Exercise aim: Quote, verbatim, all material below, without pictures.

[BEGIN Dataset]

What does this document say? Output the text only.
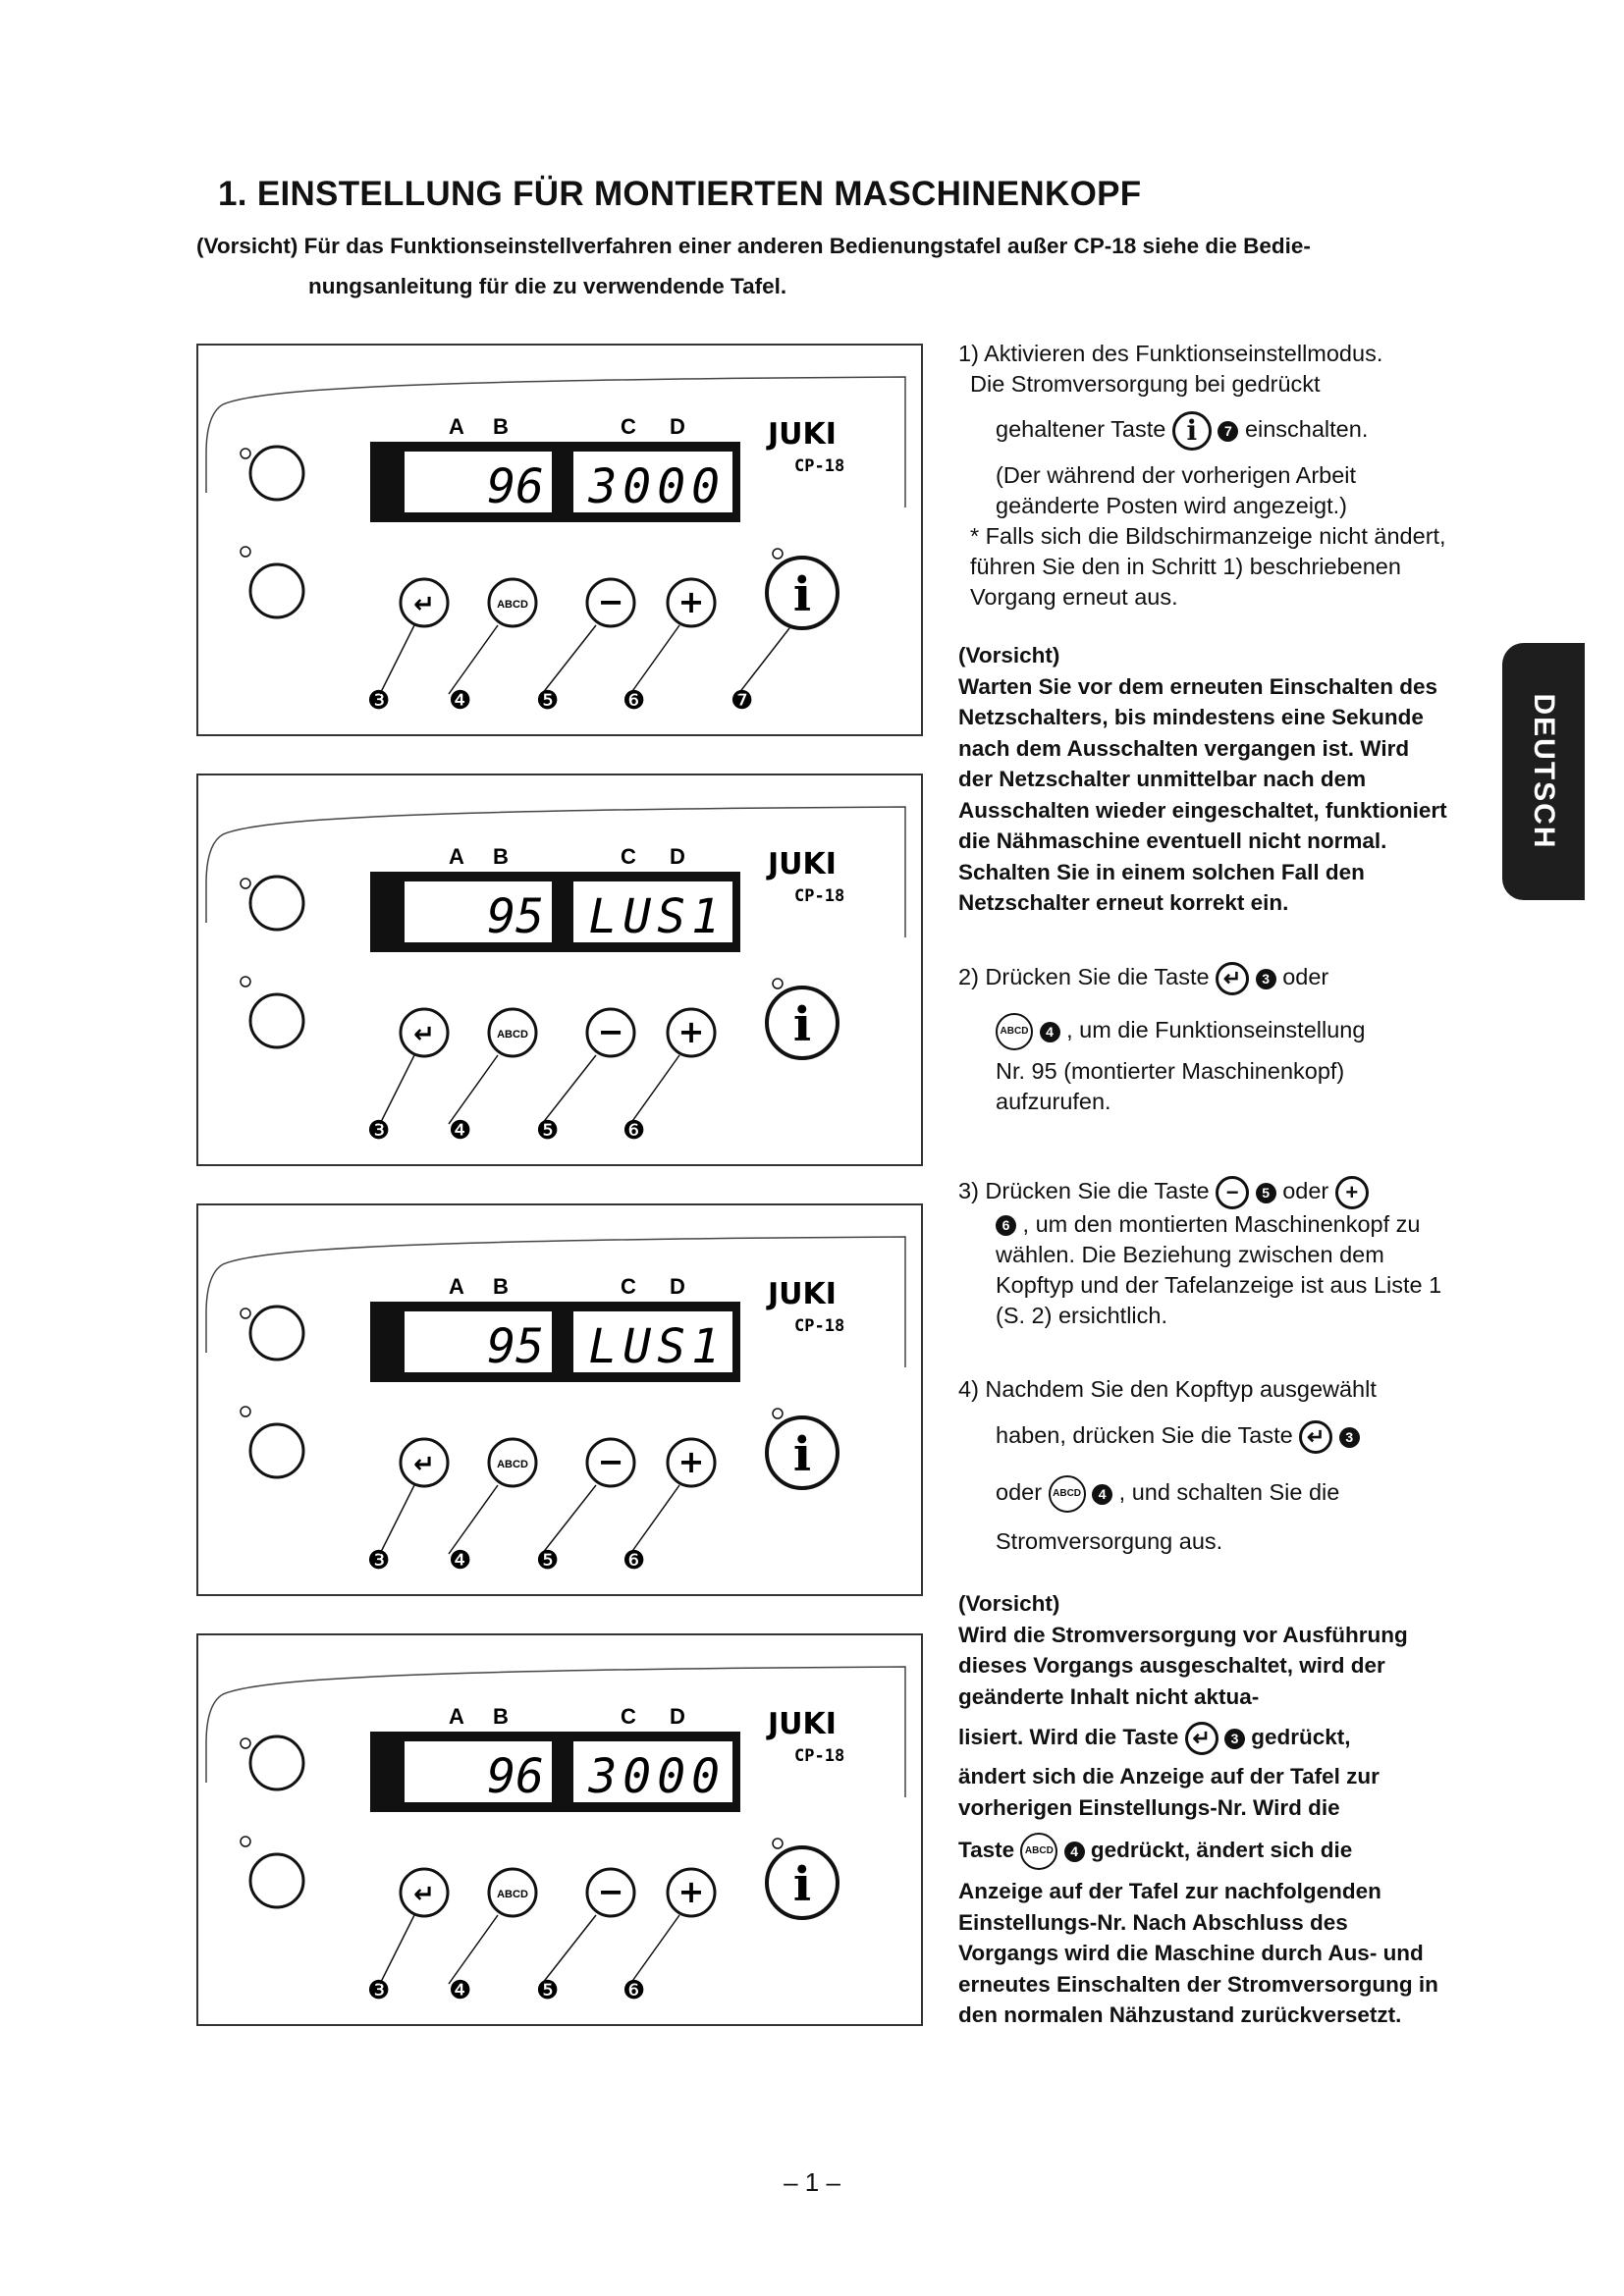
1. EINSTELLUNG FÜR MONTIERTEN MASCHINENKOPF
(Vorsicht) Für das Funktionseinstellverfahren einer anderen Bedienungstafel außer CP-18 siehe die Bedie-
nungsanleitung für die zu verwendende Tafel.
A B	C D
96 3000
JUKI
CP-18
↵	ABCD − + i
❸ ❹	❺ ❻	❼
A B	C D
95 LUS1
JUKI
CP-18
↵	ABCD − + i
❸ ❹	❺ ❻
A B	C D
95 LUS1
JUKI
CP-18
↵	ABCD − + i
❸ ❹	❺ ❻
A B	C D
96 3000
JUKI
CP-18
↵	ABCD − + i
❸ ❹	❺ ❻

1) Aktivieren des Funktionseinstellmodus.

Die Stromversorgung bei gedrückt

gehaltener Taste i 7 einschalten.

(Der während der vorherigen Arbeit geänderte Posten wird angezeigt.)

* Falls sich die Bildschirmanzeige nicht ändert, führen Sie den in Schritt 1) beschriebenen Vorgang erneut aus.

(Vorsicht)

Warten Sie vor dem erneuten Einschalten des Netzschalters, bis mindestens eine Sekunde nach dem Ausschalten vergangen ist. Wird der Netzschalter unmittelbar nach dem Ausschalten wieder eingeschaltet, funktioniert die Nähmaschine eventuell nicht normal. Schalten Sie in einem solchen Fall den Netzschalter erneut korrekt ein.

2) Drücken Sie die Taste ↵ 3 oder

ABCD 4 , um die Funktionseinstellung

Nr. 95 (montierter Maschinenkopf) aufzurufen.

3) Drücken Sie die Taste − 5 oder +

6 , um den montierten Maschinenkopf zu wählen. Die Beziehung zwischen dem Kopftyp und der Tafelanzeige ist aus Liste 1 (S. 2) ersichtlich.

4) Nachdem Sie den Kopftyp ausgewählt

haben, drücken Sie die Taste ↵ 3

oder ABCD 4 , und schalten Sie die

Stromversorgung aus.

(Vorsicht)

Wird die Stromversorgung vor Ausführung dieses Vorgangs ausgeschaltet, wird der geänderte Inhalt nicht aktua-

lisiert. Wird die Taste ↵ 3 gedrückt,

ändert sich die Anzeige auf der Tafel zur vorherigen Einstellungs-Nr. Wird die

Taste ABCD 4 gedrückt, ändert sich die

Anzeige auf der Tafel zur nachfolgenden Einstellungs-Nr. Nach Abschluss des Vorgangs wird die Maschine durch Aus- und erneutes Einschalten der Stromversorgung in den normalen Nähzustand zurückversetzt.

DEUTSCH
– 1 –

[END Dataset]

Answer for the task:
What does this document say? Output the text only.
1. EINSTELLUNG FÜR MONTIERTEN MASCHINENKOPF
(Vorsicht) Für das Funktionseinstellverfahren einer anderen Bedienungstafel außer CP-18 siehe die Bedie-
nungsanleitung für die zu verwendende Tafel.
A B	C D
96 3000
JUKI
CP-18
↵	ABCD − + i
❸ ❹	❺ ❻	❼
A B	C D
95 LUS1
JUKI
CP-18
↵	ABCD − + i
❸ ❹	❺ ❻
A B	C D
95 LUS1
JUKI
CP-18
↵	ABCD − + i
❸ ❹	❺ ❻
A B	C D
96 3000
JUKI
CP-18
↵	ABCD − + i
❸ ❹	❺ ❻

1) Aktivieren des Funktionseinstellmodus.

Die Stromversorgung bei gedrückt

gehaltener Taste i 7 einschalten.

(Der während der vorherigen Arbeit geänderte Posten wird angezeigt.)

* Falls sich die Bildschirmanzeige nicht ändert, führen Sie den in Schritt 1) beschriebenen Vorgang erneut aus.

(Vorsicht)

Warten Sie vor dem erneuten Einschalten des Netzschalters, bis mindestens eine Sekunde nach dem Ausschalten vergangen ist. Wird der Netzschalter unmittelbar nach dem Ausschalten wieder eingeschaltet, funktioniert die Nähmaschine eventuell nicht normal. Schalten Sie in einem solchen Fall den Netzschalter erneut korrekt ein.

2) Drücken Sie die Taste ↵ 3 oder

ABCD 4 , um die Funktionseinstellung

Nr. 95 (montierter Maschinenkopf) aufzurufen.

3) Drücken Sie die Taste − 5 oder +

6 , um den montierten Maschinenkopf zu wählen. Die Beziehung zwischen dem Kopftyp und der Tafelanzeige ist aus Liste 1 (S. 2) ersichtlich.

4) Nachdem Sie den Kopftyp ausgewählt

haben, drücken Sie die Taste ↵ 3

oder ABCD 4 , und schalten Sie die

Stromversorgung aus.

(Vorsicht)

Wird die Stromversorgung vor Ausführung dieses Vorgangs ausgeschaltet, wird der geänderte Inhalt nicht aktua-

lisiert. Wird die Taste ↵ 3 gedrückt,

ändert sich die Anzeige auf der Tafel zur vorherigen Einstellungs-Nr. Wird die

Taste ABCD 4 gedrückt, ändert sich die

Anzeige auf der Tafel zur nachfolgenden Einstellungs-Nr. Nach Abschluss des Vorgangs wird die Maschine durch Aus- und erneutes Einschalten der Stromversorgung in den normalen Nähzustand zurückversetzt.

DEUTSCH
– 1 –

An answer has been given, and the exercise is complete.